=== WRITTEN TASK ===
Retype the full set of records. Keep every character identical.

=== DATA EXCERPTS ===
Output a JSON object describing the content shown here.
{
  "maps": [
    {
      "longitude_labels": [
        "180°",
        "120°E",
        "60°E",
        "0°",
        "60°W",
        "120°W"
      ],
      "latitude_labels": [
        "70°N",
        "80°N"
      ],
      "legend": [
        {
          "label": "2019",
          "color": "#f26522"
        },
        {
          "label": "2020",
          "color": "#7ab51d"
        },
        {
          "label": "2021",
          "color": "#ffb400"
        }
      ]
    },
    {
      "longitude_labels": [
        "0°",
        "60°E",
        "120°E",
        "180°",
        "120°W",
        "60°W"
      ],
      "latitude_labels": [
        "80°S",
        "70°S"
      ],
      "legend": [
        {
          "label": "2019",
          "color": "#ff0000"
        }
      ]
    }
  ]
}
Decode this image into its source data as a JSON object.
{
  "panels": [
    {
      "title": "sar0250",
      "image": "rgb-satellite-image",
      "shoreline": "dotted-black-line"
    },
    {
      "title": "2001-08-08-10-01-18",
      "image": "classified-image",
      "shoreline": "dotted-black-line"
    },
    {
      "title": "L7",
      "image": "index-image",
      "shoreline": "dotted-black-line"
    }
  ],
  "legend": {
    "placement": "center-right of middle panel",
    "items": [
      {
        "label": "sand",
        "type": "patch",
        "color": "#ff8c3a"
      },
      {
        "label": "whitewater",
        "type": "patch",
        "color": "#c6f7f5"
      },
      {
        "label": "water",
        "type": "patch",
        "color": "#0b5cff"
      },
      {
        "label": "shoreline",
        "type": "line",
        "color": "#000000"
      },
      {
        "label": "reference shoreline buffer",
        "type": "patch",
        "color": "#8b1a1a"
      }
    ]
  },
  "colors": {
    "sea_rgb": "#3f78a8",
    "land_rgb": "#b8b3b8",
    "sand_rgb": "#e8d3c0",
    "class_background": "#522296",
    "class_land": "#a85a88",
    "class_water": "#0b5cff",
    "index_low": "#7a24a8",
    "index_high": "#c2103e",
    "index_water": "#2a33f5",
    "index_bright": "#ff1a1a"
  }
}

=== ANSWER BELOW ===
Output a JSON object describing the content shown here.
{
  "maps": [
    {
      "longitude_labels": [
        "180°",
        "120°E",
        "60°E",
        "0°",
        "60°W",
        "120°W"
      ],
      "latitude_labels": [
        "70°N",
        "80°N"
      ],
      "legend": [
        {
          "label": "2019",
          "color": "#f26522"
        },
        {
          "label": "2020",
          "color": "#7ab51d"
        },
        {
          "label": "2021",
          "color": "#ffb400"
        }
      ]
    },
    {
      "longitude_labels": [
        "0°",
        "60°E",
        "120°E",
        "180°",
        "120°W",
        "60°W"
      ],
      "latitude_labels": [
        "80°S",
        "70°S"
      ],
      "legend": [
        {
          "label": "2019",
          "color": "#ff0000"
        }
      ]
    }
  ]
}
Decode this image into its source data as a JSON object.
{
  "panels": [
    {
      "title": "sar0250",
      "image": "rgb-satellite-image",
      "shoreline": "dotted-black-line"
    },
    {
      "title": "2001-08-08-10-01-18",
      "image": "classified-image",
      "shoreline": "dotted-black-line"
    },
    {
      "title": "L7",
      "image": "index-image",
      "shoreline": "dotted-black-line"
    }
  ],
  "legend": {
    "placement": "center-right of middle panel",
    "items": [
      {
        "label": "sand",
        "type": "patch",
        "color": "#ff8c3a"
      },
      {
        "label": "whitewater",
        "type": "patch",
        "color": "#c6f7f5"
      },
      {
        "label": "water",
        "type": "patch",
        "color": "#0b5cff"
      },
      {
        "label": "shoreline",
        "type": "line",
        "color": "#000000"
      },
      {
        "label": "reference shoreline buffer",
        "type": "patch",
        "color": "#8b1a1a"
      }
    ]
  },
  "colors": {
    "sea_rgb": "#3f78a8",
    "land_rgb": "#b8b3b8",
    "sand_rgb": "#e8d3c0",
    "class_background": "#522296",
    "class_land": "#a85a88",
    "class_water": "#0b5cff",
    "index_low": "#7a24a8",
    "index_high": "#c2103e",
    "index_water": "#2a33f5",
    "index_bright": "#ff1a1a"
  }
}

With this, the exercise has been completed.